Work to complete:
State the number of lines that contain the word "brightness", and add nothing else.
Start of Entries supplied
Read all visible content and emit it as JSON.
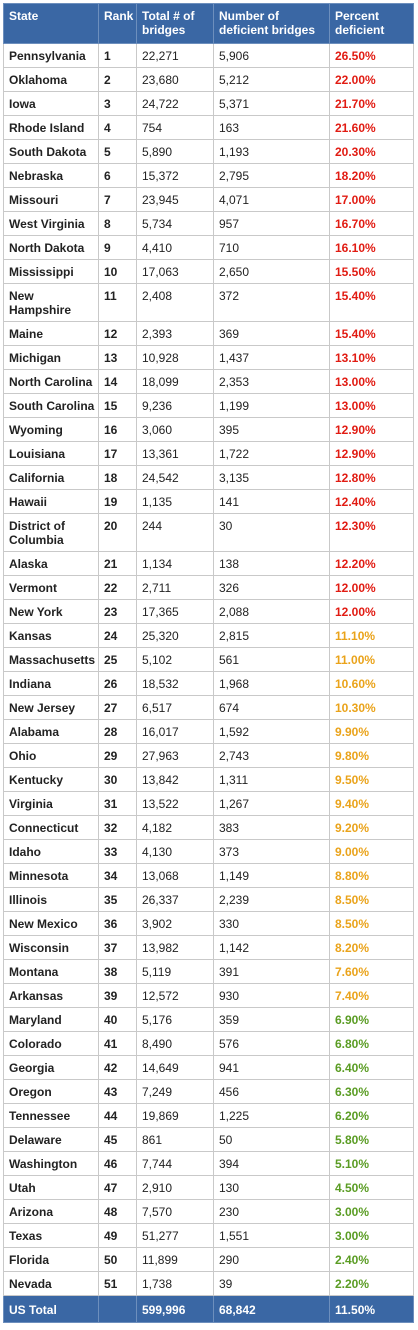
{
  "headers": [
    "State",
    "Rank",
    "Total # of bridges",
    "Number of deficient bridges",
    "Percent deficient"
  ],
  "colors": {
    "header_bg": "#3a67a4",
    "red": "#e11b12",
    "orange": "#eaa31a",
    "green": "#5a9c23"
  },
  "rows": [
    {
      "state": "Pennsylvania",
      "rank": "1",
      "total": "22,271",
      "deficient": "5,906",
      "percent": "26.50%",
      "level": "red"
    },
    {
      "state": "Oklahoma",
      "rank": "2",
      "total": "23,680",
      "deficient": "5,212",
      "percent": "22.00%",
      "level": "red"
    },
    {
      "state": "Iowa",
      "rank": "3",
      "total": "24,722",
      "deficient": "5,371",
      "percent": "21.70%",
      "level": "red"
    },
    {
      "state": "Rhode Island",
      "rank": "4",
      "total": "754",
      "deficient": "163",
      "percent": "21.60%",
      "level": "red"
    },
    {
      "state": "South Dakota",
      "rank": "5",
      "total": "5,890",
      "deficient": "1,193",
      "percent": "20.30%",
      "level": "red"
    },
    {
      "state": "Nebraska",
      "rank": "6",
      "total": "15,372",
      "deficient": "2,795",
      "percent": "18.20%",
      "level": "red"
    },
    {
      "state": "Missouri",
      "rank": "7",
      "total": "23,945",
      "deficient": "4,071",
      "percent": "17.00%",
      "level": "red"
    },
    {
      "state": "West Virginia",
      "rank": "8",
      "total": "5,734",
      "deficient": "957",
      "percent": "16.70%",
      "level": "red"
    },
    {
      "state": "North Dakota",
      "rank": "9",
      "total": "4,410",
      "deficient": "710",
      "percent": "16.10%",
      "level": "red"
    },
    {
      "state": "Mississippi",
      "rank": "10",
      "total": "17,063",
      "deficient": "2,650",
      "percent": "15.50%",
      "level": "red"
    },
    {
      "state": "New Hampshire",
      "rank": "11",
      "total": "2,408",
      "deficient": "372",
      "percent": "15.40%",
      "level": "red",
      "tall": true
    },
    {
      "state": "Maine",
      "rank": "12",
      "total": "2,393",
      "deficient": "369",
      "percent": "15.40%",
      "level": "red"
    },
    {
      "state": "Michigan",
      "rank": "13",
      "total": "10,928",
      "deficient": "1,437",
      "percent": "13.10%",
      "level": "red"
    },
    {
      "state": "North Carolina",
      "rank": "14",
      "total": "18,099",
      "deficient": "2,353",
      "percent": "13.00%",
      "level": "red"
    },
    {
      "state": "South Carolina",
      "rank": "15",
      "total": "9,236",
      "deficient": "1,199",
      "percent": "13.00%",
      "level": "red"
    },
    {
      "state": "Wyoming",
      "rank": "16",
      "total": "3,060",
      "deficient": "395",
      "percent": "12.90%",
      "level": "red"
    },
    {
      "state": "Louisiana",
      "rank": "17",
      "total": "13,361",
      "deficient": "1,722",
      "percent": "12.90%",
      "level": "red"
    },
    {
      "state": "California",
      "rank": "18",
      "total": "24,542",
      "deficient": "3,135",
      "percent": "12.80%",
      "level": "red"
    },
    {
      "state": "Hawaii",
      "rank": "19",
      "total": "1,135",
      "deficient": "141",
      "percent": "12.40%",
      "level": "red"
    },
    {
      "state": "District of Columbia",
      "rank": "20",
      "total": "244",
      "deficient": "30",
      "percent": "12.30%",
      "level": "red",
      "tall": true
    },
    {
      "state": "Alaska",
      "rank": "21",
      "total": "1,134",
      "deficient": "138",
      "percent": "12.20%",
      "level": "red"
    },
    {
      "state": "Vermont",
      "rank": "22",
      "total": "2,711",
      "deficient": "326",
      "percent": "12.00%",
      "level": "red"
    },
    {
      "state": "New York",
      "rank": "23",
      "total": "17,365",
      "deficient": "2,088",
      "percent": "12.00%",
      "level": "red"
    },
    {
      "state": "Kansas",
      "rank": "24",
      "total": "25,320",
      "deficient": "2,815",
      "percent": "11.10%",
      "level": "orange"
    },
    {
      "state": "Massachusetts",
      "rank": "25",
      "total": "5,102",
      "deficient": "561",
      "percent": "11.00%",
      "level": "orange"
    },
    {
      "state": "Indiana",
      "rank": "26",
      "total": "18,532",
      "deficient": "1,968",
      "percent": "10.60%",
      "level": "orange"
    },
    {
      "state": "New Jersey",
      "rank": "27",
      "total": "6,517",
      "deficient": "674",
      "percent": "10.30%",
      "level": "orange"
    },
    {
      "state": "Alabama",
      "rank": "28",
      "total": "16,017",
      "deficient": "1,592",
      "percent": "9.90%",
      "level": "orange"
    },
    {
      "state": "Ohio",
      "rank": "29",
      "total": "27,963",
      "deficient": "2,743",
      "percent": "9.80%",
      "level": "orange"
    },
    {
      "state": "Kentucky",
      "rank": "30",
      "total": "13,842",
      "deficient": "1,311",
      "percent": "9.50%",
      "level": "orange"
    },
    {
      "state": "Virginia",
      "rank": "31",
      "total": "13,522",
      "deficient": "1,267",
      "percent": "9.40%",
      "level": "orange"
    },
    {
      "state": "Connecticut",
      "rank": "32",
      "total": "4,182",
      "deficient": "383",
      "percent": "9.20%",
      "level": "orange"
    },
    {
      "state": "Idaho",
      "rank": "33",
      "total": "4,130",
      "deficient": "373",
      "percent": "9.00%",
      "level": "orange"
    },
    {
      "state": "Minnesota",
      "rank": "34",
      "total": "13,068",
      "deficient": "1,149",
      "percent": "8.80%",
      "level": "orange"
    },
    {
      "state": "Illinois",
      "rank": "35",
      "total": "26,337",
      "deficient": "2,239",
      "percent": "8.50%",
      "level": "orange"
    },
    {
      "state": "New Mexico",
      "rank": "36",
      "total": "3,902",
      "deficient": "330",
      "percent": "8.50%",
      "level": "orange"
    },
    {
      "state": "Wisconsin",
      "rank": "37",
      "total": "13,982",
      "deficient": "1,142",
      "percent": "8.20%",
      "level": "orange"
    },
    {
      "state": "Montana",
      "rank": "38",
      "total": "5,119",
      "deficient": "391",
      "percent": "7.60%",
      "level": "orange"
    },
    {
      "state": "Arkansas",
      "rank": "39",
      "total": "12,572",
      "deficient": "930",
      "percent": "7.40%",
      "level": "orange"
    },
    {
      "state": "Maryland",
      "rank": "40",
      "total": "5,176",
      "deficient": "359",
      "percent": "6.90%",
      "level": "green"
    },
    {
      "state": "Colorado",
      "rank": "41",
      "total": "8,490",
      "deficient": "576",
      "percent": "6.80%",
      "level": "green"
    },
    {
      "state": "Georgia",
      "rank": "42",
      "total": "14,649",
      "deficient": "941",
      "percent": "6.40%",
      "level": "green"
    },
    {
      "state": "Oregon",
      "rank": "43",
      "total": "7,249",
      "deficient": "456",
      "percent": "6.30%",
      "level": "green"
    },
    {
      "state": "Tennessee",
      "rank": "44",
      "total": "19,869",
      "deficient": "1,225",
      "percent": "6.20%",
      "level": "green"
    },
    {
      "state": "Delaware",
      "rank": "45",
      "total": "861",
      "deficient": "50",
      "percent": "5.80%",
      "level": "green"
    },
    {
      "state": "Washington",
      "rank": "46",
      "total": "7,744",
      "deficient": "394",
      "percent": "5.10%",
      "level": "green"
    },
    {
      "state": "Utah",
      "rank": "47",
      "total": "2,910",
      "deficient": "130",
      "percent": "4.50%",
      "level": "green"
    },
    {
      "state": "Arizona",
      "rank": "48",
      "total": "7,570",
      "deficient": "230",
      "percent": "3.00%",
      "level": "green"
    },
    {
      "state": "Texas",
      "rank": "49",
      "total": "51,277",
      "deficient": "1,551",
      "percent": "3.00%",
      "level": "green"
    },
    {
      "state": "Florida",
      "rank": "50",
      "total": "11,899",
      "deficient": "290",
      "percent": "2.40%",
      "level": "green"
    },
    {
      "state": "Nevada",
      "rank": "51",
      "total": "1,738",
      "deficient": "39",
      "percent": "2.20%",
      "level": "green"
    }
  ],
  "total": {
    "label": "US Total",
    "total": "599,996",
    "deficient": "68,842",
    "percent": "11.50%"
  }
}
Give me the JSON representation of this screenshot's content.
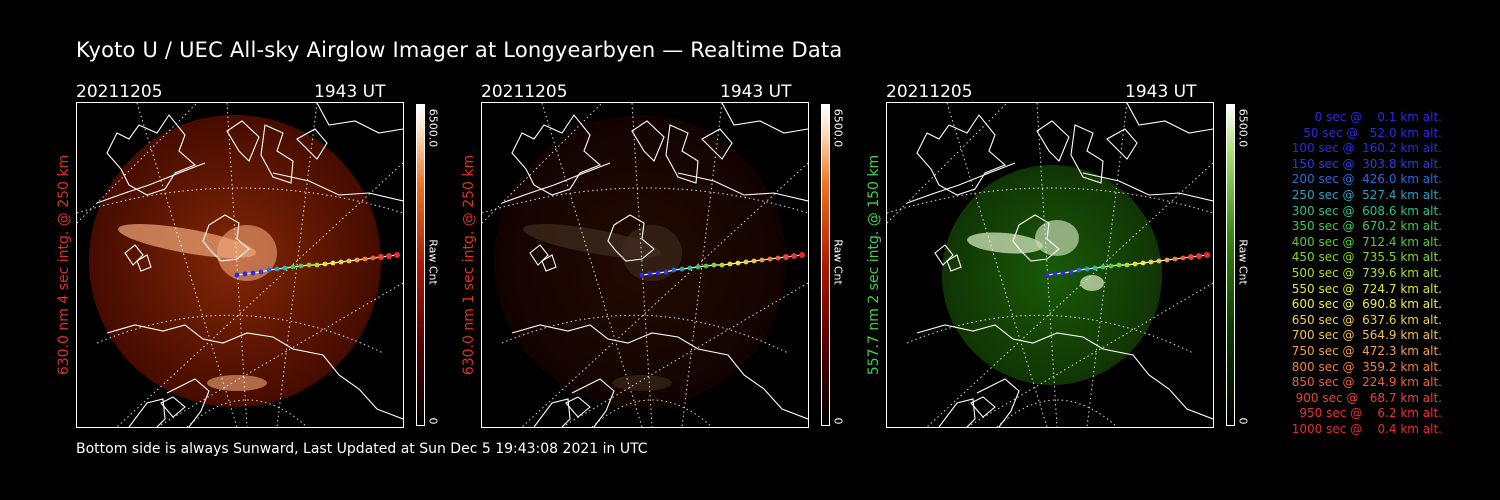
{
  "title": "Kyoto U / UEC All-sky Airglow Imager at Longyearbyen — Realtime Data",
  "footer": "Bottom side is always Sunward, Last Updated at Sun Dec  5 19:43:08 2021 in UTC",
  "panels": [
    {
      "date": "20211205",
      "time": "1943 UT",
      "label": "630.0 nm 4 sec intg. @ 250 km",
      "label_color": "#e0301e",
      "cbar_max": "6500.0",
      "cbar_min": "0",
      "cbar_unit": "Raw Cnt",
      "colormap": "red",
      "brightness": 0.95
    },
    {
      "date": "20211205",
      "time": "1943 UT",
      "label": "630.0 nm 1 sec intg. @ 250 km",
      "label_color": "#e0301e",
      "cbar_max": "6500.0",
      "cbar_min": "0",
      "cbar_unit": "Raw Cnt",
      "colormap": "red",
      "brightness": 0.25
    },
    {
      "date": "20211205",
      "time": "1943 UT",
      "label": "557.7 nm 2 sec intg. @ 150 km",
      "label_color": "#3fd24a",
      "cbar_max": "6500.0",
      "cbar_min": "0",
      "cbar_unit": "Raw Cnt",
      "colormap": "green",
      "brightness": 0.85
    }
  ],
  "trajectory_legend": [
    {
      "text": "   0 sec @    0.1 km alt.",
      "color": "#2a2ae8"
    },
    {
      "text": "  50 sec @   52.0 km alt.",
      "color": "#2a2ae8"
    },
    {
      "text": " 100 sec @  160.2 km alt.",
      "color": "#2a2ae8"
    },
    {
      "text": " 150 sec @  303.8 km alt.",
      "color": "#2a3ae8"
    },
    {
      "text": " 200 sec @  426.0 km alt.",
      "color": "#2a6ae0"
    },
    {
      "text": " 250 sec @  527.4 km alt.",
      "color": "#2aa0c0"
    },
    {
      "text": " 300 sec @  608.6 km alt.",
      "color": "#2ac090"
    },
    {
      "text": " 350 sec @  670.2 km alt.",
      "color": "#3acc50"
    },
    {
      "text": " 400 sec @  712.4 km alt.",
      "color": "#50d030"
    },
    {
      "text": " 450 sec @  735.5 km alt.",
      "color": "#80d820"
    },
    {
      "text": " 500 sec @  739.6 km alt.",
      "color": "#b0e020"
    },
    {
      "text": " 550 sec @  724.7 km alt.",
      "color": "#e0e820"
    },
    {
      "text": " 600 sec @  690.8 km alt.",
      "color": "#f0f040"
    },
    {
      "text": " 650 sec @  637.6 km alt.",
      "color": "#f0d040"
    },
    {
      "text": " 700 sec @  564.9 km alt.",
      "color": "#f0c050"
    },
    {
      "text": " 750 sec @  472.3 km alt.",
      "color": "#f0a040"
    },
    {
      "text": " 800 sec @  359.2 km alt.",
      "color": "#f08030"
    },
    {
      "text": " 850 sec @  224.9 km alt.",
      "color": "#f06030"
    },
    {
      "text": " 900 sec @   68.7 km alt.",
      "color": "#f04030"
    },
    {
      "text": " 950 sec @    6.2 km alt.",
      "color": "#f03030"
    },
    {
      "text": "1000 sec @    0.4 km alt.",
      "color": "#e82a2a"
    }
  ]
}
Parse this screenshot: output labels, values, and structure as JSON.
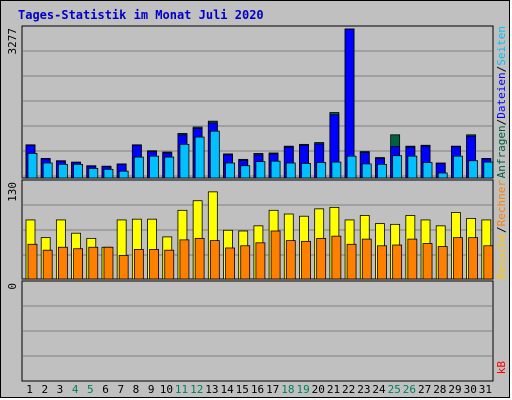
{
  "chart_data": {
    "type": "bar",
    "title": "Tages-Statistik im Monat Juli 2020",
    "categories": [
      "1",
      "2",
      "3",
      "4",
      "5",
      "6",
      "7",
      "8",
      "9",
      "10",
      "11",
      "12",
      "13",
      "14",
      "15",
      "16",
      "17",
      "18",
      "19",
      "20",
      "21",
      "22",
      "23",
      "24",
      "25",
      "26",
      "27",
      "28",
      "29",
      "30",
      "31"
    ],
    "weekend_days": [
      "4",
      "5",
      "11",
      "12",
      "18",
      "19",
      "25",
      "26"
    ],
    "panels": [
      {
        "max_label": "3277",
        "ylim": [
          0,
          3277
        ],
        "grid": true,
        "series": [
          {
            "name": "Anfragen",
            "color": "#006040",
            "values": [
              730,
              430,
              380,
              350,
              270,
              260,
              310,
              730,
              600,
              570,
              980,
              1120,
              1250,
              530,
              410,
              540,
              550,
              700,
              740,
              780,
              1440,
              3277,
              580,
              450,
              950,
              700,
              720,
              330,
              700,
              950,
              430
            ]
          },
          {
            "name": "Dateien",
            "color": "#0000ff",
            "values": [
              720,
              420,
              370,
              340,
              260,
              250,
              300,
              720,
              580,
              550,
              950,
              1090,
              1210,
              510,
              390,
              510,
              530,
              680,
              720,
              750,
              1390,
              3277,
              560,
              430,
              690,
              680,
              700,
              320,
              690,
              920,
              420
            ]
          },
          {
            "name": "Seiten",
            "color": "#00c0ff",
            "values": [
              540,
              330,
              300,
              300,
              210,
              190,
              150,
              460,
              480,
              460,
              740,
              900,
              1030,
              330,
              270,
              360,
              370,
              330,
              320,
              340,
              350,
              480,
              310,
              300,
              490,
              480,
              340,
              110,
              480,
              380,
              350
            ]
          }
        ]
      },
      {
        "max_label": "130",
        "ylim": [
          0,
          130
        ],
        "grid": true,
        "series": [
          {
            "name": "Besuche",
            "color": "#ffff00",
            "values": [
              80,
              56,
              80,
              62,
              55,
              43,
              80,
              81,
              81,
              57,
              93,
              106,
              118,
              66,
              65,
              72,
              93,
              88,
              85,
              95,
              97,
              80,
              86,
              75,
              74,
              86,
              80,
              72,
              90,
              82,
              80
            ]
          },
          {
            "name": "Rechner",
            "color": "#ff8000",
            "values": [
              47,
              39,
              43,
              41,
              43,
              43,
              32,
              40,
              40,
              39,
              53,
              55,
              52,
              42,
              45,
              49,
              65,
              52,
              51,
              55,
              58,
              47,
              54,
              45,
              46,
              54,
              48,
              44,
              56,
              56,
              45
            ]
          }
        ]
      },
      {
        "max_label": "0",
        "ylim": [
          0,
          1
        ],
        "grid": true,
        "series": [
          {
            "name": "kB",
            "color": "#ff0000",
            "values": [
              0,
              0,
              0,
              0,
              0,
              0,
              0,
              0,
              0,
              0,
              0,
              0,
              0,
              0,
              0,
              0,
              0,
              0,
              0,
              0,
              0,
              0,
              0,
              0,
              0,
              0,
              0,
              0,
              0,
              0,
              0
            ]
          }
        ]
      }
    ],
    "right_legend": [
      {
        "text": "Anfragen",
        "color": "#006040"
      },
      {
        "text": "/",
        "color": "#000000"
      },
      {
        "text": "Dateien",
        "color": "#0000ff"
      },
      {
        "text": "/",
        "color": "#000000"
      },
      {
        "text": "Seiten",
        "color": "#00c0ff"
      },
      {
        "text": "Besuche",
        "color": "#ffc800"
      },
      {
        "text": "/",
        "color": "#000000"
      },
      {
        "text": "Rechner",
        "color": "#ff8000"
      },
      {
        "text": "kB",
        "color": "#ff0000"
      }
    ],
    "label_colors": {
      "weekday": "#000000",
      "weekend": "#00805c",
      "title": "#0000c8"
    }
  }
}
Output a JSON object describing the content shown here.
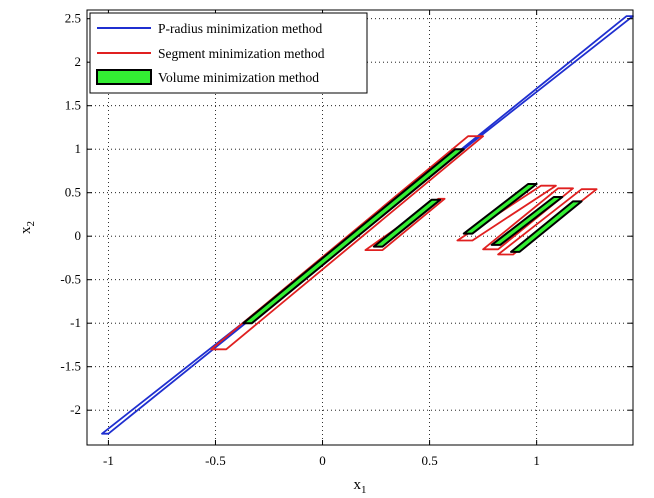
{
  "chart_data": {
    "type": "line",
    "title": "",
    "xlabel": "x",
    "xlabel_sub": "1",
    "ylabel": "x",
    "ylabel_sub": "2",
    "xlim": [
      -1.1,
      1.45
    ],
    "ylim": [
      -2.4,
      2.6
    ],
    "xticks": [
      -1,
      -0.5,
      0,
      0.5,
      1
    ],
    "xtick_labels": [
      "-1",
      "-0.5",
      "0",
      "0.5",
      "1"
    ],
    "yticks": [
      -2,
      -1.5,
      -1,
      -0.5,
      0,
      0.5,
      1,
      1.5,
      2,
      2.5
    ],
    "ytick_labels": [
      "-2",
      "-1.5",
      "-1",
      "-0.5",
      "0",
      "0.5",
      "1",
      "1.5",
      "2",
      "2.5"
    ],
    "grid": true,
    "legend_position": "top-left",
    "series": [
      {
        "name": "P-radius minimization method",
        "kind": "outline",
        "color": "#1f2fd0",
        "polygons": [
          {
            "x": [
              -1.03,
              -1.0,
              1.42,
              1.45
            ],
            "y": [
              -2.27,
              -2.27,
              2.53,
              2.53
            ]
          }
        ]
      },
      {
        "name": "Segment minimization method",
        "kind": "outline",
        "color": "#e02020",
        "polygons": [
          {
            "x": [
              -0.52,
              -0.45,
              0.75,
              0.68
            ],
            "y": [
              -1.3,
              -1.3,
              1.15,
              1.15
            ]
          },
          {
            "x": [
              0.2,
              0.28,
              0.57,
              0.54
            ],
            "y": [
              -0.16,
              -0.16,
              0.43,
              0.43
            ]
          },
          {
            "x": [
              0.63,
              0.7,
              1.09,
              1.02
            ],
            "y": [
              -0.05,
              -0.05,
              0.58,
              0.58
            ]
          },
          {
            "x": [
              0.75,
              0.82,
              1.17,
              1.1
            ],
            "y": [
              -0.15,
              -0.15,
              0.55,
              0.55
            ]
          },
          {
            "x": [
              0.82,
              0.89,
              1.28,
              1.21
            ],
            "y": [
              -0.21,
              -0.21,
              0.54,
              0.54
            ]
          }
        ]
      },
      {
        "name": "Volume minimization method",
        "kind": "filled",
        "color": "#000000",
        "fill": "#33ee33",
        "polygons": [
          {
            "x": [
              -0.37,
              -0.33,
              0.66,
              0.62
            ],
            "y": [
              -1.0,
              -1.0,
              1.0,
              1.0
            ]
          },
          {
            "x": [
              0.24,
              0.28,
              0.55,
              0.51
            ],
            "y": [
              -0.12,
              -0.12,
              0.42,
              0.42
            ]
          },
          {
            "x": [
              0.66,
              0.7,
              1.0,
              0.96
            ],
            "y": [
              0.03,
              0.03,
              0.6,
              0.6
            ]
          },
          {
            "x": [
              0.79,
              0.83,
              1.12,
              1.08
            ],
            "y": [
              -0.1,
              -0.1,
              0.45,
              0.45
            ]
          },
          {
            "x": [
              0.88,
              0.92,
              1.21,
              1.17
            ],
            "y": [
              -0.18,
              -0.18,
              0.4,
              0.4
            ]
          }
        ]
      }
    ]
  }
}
End of Entries supplied
Finished answer:
3